What you have to do. Each entry below must be repeated word for word.

[Extracted records]
# # # # # # #

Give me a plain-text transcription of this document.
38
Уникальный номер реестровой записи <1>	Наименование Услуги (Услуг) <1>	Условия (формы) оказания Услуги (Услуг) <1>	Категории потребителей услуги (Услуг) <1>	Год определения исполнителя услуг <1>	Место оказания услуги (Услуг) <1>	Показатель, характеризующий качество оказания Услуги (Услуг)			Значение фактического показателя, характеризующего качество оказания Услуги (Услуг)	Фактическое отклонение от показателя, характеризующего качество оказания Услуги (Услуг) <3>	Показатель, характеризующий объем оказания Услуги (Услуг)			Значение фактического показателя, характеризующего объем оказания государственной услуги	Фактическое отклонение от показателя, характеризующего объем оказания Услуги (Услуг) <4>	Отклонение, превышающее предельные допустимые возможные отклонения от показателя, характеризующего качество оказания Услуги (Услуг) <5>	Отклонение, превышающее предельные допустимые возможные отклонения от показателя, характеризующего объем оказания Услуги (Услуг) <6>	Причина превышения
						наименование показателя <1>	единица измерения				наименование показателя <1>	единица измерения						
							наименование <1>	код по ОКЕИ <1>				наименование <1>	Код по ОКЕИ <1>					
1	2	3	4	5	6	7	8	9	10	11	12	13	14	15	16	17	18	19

# # # # # # #

Full answer.
Give me a plain-text transcription of this document.
38
Уникальный номер реестровой записи <1>	Наименование Услуги (Услуг) <1>	Условия (формы) оказания Услуги (Услуг) <1>	Категории потребителей услуги (Услуг) <1>	Год определения исполнителя услуг <1>	Место оказания услуги (Услуг) <1>	Показатель, характеризующий качество оказания Услуги (Услуг)			Значение фактического показателя, характеризующего качество оказания Услуги (Услуг)	Фактическое отклонение от показателя, характеризующего качество оказания Услуги (Услуг) <3>	Показатель, характеризующий объем оказания Услуги (Услуг)			Значение фактического показателя, характеризующего объем оказания государственной услуги	Фактическое отклонение от показателя, характеризующего объем оказания Услуги (Услуг) <4>	Отклонение, превышающее предельные допустимые возможные отклонения от показателя, характеризующего качество оказания Услуги (Услуг) <5>	Отклонение, превышающее предельные допустимые возможные отклонения от показателя, характеризующего объем оказания Услуги (Услуг) <6>	Причина превышения
						наименование показателя <1>	единица измерения				наименование показателя <1>	единица измерения						
							наименование <1>	код по ОКЕИ <1>				наименование <1>	Код по ОКЕИ <1>					
1	2	3	4	5	6	7	8	9	10	11	12	13	14	15	16	17	18	19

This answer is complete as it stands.